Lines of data

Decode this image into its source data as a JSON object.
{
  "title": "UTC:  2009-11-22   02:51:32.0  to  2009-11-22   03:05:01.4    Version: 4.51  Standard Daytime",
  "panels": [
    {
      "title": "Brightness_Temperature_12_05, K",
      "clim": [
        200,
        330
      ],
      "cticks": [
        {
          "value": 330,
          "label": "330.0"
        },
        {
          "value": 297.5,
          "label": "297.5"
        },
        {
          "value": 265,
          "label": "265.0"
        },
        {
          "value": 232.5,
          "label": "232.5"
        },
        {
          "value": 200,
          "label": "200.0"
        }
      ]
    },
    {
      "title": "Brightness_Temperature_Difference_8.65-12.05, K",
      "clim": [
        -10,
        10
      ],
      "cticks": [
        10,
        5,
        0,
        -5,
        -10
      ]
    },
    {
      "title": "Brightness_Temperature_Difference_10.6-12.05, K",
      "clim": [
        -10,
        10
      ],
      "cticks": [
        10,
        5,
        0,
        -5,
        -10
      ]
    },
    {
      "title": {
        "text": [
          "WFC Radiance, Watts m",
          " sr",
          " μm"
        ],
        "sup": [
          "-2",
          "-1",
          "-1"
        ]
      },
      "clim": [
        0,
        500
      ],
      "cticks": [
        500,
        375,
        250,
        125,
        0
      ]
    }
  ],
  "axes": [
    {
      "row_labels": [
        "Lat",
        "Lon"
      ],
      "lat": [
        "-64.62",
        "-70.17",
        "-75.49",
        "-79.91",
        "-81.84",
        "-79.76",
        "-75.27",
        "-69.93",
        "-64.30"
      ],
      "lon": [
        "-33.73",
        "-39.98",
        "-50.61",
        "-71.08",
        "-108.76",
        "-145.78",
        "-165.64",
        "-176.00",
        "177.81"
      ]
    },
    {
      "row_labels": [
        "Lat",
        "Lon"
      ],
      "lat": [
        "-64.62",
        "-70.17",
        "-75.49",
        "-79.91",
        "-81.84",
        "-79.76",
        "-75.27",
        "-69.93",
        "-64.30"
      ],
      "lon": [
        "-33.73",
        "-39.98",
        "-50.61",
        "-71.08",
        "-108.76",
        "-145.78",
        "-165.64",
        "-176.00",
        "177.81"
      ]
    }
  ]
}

Directive ▸
Write out the material from the first line to the last, exactly.

Problem solution ▸
Decode this image into its source data as a JSON object.
{
  "title": "UTC:  2009-11-22   02:51:32.0  to  2009-11-22   03:05:01.4    Version: 4.51  Standard Daytime",
  "panels": [
    {
      "title": "Brightness_Temperature_12_05, K",
      "clim": [
        200,
        330
      ],
      "cticks": [
        {
          "value": 330,
          "label": "330.0"
        },
        {
          "value": 297.5,
          "label": "297.5"
        },
        {
          "value": 265,
          "label": "265.0"
        },
        {
          "value": 232.5,
          "label": "232.5"
        },
        {
          "value": 200,
          "label": "200.0"
        }
      ]
    },
    {
      "title": "Brightness_Temperature_Difference_8.65-12.05, K",
      "clim": [
        -10,
        10
      ],
      "cticks": [
        10,
        5,
        0,
        -5,
        -10
      ]
    },
    {
      "title": "Brightness_Temperature_Difference_10.6-12.05, K",
      "clim": [
        -10,
        10
      ],
      "cticks": [
        10,
        5,
        0,
        -5,
        -10
      ]
    },
    {
      "title": {
        "text": [
          "WFC Radiance, Watts m",
          " sr",
          " μm"
        ],
        "sup": [
          "-2",
          "-1",
          "-1"
        ]
      },
      "clim": [
        0,
        500
      ],
      "cticks": [
        500,
        375,
        250,
        125,
        0
      ]
    }
  ],
  "axes": [
    {
      "row_labels": [
        "Lat",
        "Lon"
      ],
      "lat": [
        "-64.62",
        "-70.17",
        "-75.49",
        "-79.91",
        "-81.84",
        "-79.76",
        "-75.27",
        "-69.93",
        "-64.30"
      ],
      "lon": [
        "-33.73",
        "-39.98",
        "-50.61",
        "-71.08",
        "-108.76",
        "-145.78",
        "-165.64",
        "-176.00",
        "177.81"
      ]
    },
    {
      "row_labels": [
        "Lat",
        "Lon"
      ],
      "lat": [
        "-64.62",
        "-70.17",
        "-75.49",
        "-79.91",
        "-81.84",
        "-79.76",
        "-75.27",
        "-69.93",
        "-64.30"
      ],
      "lon": [
        "-33.73",
        "-39.98",
        "-50.61",
        "-71.08",
        "-108.76",
        "-145.78",
        "-165.64",
        "-176.00",
        "177.81"
      ]
    }
  ]
}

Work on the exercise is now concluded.